(Records contained in a dataset)

[start]

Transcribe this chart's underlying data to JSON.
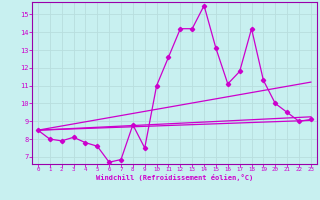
{
  "xlabel": "Windchill (Refroidissement éolien,°C)",
  "background_color": "#c8f0f0",
  "grid_color": "#b8dede",
  "line_color": "#cc00cc",
  "spine_color": "#9900aa",
  "x": [
    0,
    1,
    2,
    3,
    4,
    5,
    6,
    7,
    8,
    9,
    10,
    11,
    12,
    13,
    14,
    15,
    16,
    17,
    18,
    19,
    20,
    21,
    22,
    23
  ],
  "line1": [
    8.5,
    8.0,
    7.9,
    8.1,
    7.8,
    7.6,
    6.7,
    6.85,
    8.8,
    7.5,
    11.0,
    12.6,
    14.2,
    14.2,
    15.5,
    13.1,
    11.1,
    11.8,
    14.2,
    11.3,
    10.0,
    9.5,
    9.0,
    9.1
  ],
  "trend1_x": [
    0,
    23
  ],
  "trend1_y": [
    8.5,
    9.05
  ],
  "trend2_x": [
    0,
    23
  ],
  "trend2_y": [
    8.5,
    9.25
  ],
  "trend3_x": [
    0,
    23
  ],
  "trend3_y": [
    8.5,
    11.2
  ],
  "ylim": [
    6.6,
    15.7
  ],
  "xlim": [
    -0.5,
    23.5
  ],
  "yticks": [
    7,
    8,
    9,
    10,
    11,
    12,
    13,
    14,
    15
  ],
  "xticks": [
    0,
    1,
    2,
    3,
    4,
    5,
    6,
    7,
    8,
    9,
    10,
    11,
    12,
    13,
    14,
    15,
    16,
    17,
    18,
    19,
    20,
    21,
    22,
    23
  ]
}
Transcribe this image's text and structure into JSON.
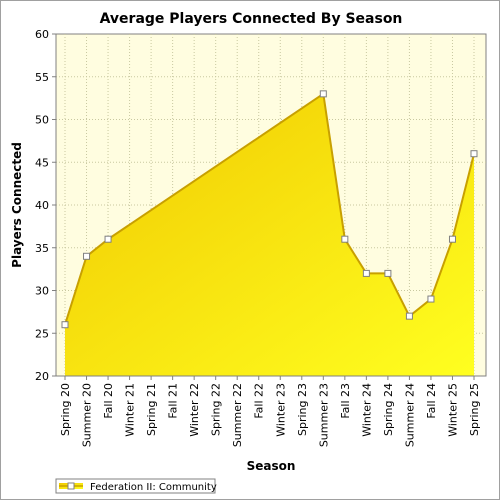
{
  "chart_data": {
    "type": "area",
    "title": "Average Players Connected By Season",
    "xlabel": "Season",
    "ylabel": "Players Connected",
    "ylim": [
      20,
      60
    ],
    "yticks": [
      20,
      25,
      30,
      35,
      40,
      45,
      50,
      55,
      60
    ],
    "categories": [
      "Spring 20",
      "Summer 20",
      "Fall 20",
      "Winter 21",
      "Spring 21",
      "Fall 21",
      "Winter 22",
      "Spring 22",
      "Summer 22",
      "Fall 22",
      "Winter 23",
      "Spring 23",
      "Summer 23",
      "Fall 23",
      "Winter 24",
      "Spring 24",
      "Summer 24",
      "Fall 24",
      "Winter 25",
      "Spring 25"
    ],
    "series": [
      {
        "name": "Federation II: Community",
        "values": [
          26,
          34,
          36,
          null,
          null,
          null,
          null,
          null,
          null,
          null,
          null,
          null,
          53,
          36,
          32,
          32,
          27,
          29,
          36,
          46
        ]
      }
    ],
    "grid": true,
    "legend": "bottom-left",
    "colors": {
      "plot_bg": "#fffde0",
      "area_top": "#f0c800",
      "area_bottom": "#ffff20",
      "line": "#c8a000",
      "grid": "#c8c8a0"
    }
  }
}
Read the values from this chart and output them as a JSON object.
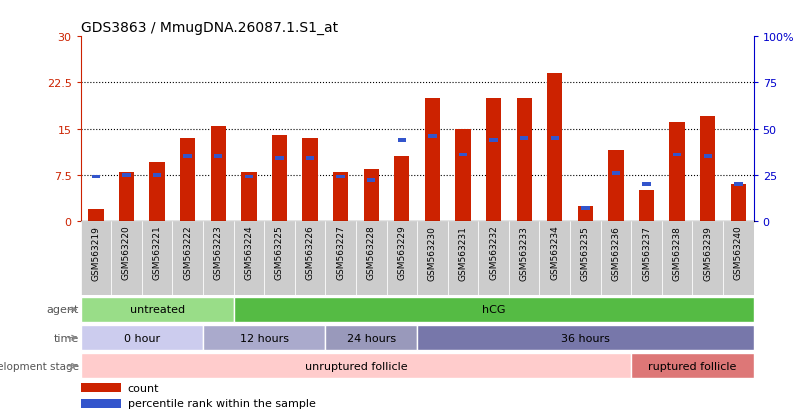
{
  "title": "GDS3863 / MmugDNA.26087.1.S1_at",
  "samples": [
    "GSM563219",
    "GSM563220",
    "GSM563221",
    "GSM563222",
    "GSM563223",
    "GSM563224",
    "GSM563225",
    "GSM563226",
    "GSM563227",
    "GSM563228",
    "GSM563229",
    "GSM563230",
    "GSM563231",
    "GSM563232",
    "GSM563233",
    "GSM563234",
    "GSM563235",
    "GSM563236",
    "GSM563237",
    "GSM563238",
    "GSM563239",
    "GSM563240"
  ],
  "count_values": [
    2.0,
    8.0,
    9.5,
    13.5,
    15.5,
    8.0,
    14.0,
    13.5,
    8.0,
    8.5,
    10.5,
    20.0,
    15.0,
    20.0,
    20.0,
    24.0,
    2.5,
    11.5,
    5.0,
    16.0,
    17.0,
    6.0
  ],
  "percentile_values": [
    24,
    25,
    25,
    35,
    35,
    24,
    34,
    34,
    24,
    22,
    44,
    46,
    36,
    44,
    45,
    45,
    7,
    26,
    20,
    36,
    35,
    20
  ],
  "ylim_left": [
    0,
    30
  ],
  "ylim_right": [
    0,
    100
  ],
  "yticks_left": [
    0,
    7.5,
    15,
    22.5,
    30
  ],
  "ytick_labels_left": [
    "0",
    "7.5",
    "15",
    "22.5",
    "30"
  ],
  "yticks_right": [
    0,
    25,
    50,
    75,
    100
  ],
  "ytick_labels_right": [
    "0",
    "25",
    "50",
    "75",
    "100%"
  ],
  "bar_color_red": "#cc2200",
  "bar_color_blue": "#3355cc",
  "bar_width": 0.5,
  "agent_groups": [
    {
      "label": "untreated",
      "start": 0,
      "end": 5,
      "color": "#99dd88"
    },
    {
      "label": "hCG",
      "start": 5,
      "end": 22,
      "color": "#55bb44"
    }
  ],
  "time_groups": [
    {
      "label": "0 hour",
      "start": 0,
      "end": 4,
      "color": "#ccccee"
    },
    {
      "label": "12 hours",
      "start": 4,
      "end": 8,
      "color": "#aaaacc"
    },
    {
      "label": "24 hours",
      "start": 8,
      "end": 11,
      "color": "#9999bb"
    },
    {
      "label": "36 hours",
      "start": 11,
      "end": 22,
      "color": "#7777aa"
    }
  ],
  "dev_groups": [
    {
      "label": "unruptured follicle",
      "start": 0,
      "end": 18,
      "color": "#ffcccc"
    },
    {
      "label": "ruptured follicle",
      "start": 18,
      "end": 22,
      "color": "#dd7777"
    }
  ],
  "background_color": "#ffffff",
  "left_axis_color": "#cc2200",
  "right_axis_color": "#0000cc",
  "tick_bg_color": "#cccccc",
  "row_label_color": "#555555",
  "row_arrow_color": "#888888"
}
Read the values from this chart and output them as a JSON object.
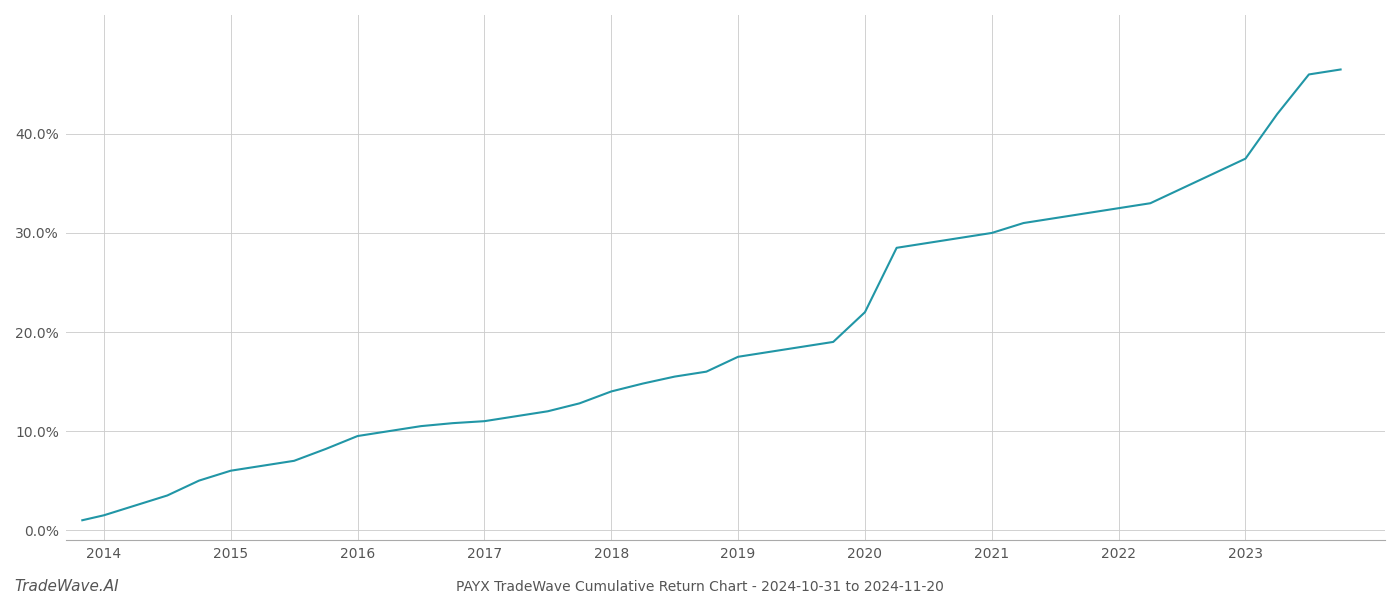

[end]

Without the pictures, print the records in full, exactly as they appear.

Transcribe this chart's underlying data to JSON.
{
  "xlabel": "Windchill (Refroidissement éolien,°C)",
  "background_color": "#c8f0f0",
  "grid_color": "#b8dede",
  "line_color": "#cc00cc",
  "spine_color": "#9900aa",
  "x": [
    0,
    1,
    2,
    3,
    4,
    5,
    6,
    7,
    8,
    9,
    10,
    11,
    12,
    13,
    14,
    15,
    16,
    17,
    18,
    19,
    20,
    21,
    22,
    23
  ],
  "line1": [
    8.5,
    8.0,
    7.9,
    8.1,
    7.8,
    7.6,
    6.7,
    6.85,
    8.8,
    7.5,
    11.0,
    12.6,
    14.2,
    14.2,
    15.5,
    13.1,
    11.1,
    11.8,
    14.2,
    11.3,
    10.0,
    9.5,
    9.0,
    9.1
  ],
  "trend1_x": [
    0,
    23
  ],
  "trend1_y": [
    8.5,
    9.05
  ],
  "trend2_x": [
    0,
    23
  ],
  "trend2_y": [
    8.5,
    9.25
  ],
  "trend3_x": [
    0,
    23
  ],
  "trend3_y": [
    8.5,
    11.2
  ],
  "ylim": [
    6.6,
    15.7
  ],
  "xlim": [
    -0.5,
    23.5
  ],
  "yticks": [
    7,
    8,
    9,
    10,
    11,
    12,
    13,
    14,
    15
  ],
  "xticks": [
    0,
    1,
    2,
    3,
    4,
    5,
    6,
    7,
    8,
    9,
    10,
    11,
    12,
    13,
    14,
    15,
    16,
    17,
    18,
    19,
    20,
    21,
    22,
    23
  ]
}
Transcribe this image's text and structure into JSON.
{
  "chart_data": {
    "type": "area",
    "title": "Average Players Connected By Season",
    "xlabel": "Season",
    "ylabel": "Players Connected",
    "ylim": [
      20,
      60
    ],
    "yticks": [
      20,
      25,
      30,
      35,
      40,
      45,
      50,
      55,
      60
    ],
    "categories": [
      "Spring 20",
      "Summer 20",
      "Fall 20",
      "Winter 21",
      "Spring 21",
      "Fall 21",
      "Winter 22",
      "Spring 22",
      "Summer 22",
      "Fall 22",
      "Winter 23",
      "Spring 23",
      "Summer 23",
      "Fall 23",
      "Winter 24",
      "Spring 24",
      "Summer 24",
      "Fall 24",
      "Winter 25",
      "Spring 25"
    ],
    "series": [
      {
        "name": "Federation II: Community",
        "values": [
          26,
          34,
          36,
          null,
          null,
          null,
          null,
          null,
          null,
          null,
          null,
          null,
          53,
          36,
          32,
          32,
          27,
          29,
          36,
          46
        ]
      }
    ],
    "grid": true,
    "legend": "bottom-left",
    "colors": {
      "plot_bg": "#fffde0",
      "area_top": "#f0c800",
      "area_bottom": "#ffff20",
      "line": "#c8a000",
      "grid": "#c8c8a0"
    }
  }
}
Read the values from this chart and output them as a JSON object.
{
  "title": "GDS3863 / MmugDNA.26087.1.S1_at",
  "samples": [
    "GSM563219",
    "GSM563220",
    "GSM563221",
    "GSM563222",
    "GSM563223",
    "GSM563224",
    "GSM563225",
    "GSM563226",
    "GSM563227",
    "GSM563228",
    "GSM563229",
    "GSM563230",
    "GSM563231",
    "GSM563232",
    "GSM563233",
    "GSM563234",
    "GSM563235",
    "GSM563236",
    "GSM563237",
    "GSM563238",
    "GSM563239",
    "GSM563240"
  ],
  "count_values": [
    2.0,
    8.0,
    9.5,
    13.5,
    15.5,
    8.0,
    14.0,
    13.5,
    8.0,
    8.5,
    10.5,
    20.0,
    15.0,
    20.0,
    20.0,
    24.0,
    2.5,
    11.5,
    5.0,
    16.0,
    17.0,
    6.0
  ],
  "percentile_values": [
    24,
    25,
    25,
    35,
    35,
    24,
    34,
    34,
    24,
    22,
    44,
    46,
    36,
    44,
    45,
    45,
    7,
    26,
    20,
    36,
    35,
    20
  ],
  "ylim_left": [
    0,
    30
  ],
  "ylim_right": [
    0,
    100
  ],
  "yticks_left": [
    0,
    7.5,
    15,
    22.5,
    30
  ],
  "ytick_labels_left": [
    "0",
    "7.5",
    "15",
    "22.5",
    "30"
  ],
  "yticks_right": [
    0,
    25,
    50,
    75,
    100
  ],
  "ytick_labels_right": [
    "0",
    "25",
    "50",
    "75",
    "100%"
  ],
  "bar_color_red": "#cc2200",
  "bar_color_blue": "#3355cc",
  "bar_width": 0.5,
  "agent_groups": [
    {
      "label": "untreated",
      "start": 0,
      "end": 5,
      "color": "#99dd88"
    },
    {
      "label": "hCG",
      "start": 5,
      "end": 22,
      "color": "#55bb44"
    }
  ],
  "time_groups": [
    {
      "label": "0 hour",
      "start": 0,
      "end": 4,
      "color": "#ccccee"
    },
    {
      "label": "12 hours",
      "start": 4,
      "end": 8,
      "color": "#aaaacc"
    },
    {
      "label": "24 hours",
      "start": 8,
      "end": 11,
      "color": "#9999bb"
    },
    {
      "label": "36 hours",
      "start": 11,
      "end": 22,
      "color": "#7777aa"
    }
  ],
  "dev_groups": [
    {
      "label": "unruptured follicle",
      "start": 0,
      "end": 18,
      "color": "#ffcccc"
    },
    {
      "label": "ruptured follicle",
      "start": 18,
      "end": 22,
      "color": "#dd7777"
    }
  ],
  "background_color": "#ffffff",
  "left_axis_color": "#cc2200",
  "right_axis_color": "#0000cc",
  "tick_bg_color": "#cccccc",
  "row_label_color": "#555555",
  "row_arrow_color": "#888888"
}
Read the values from this chart and output them as a JSON object.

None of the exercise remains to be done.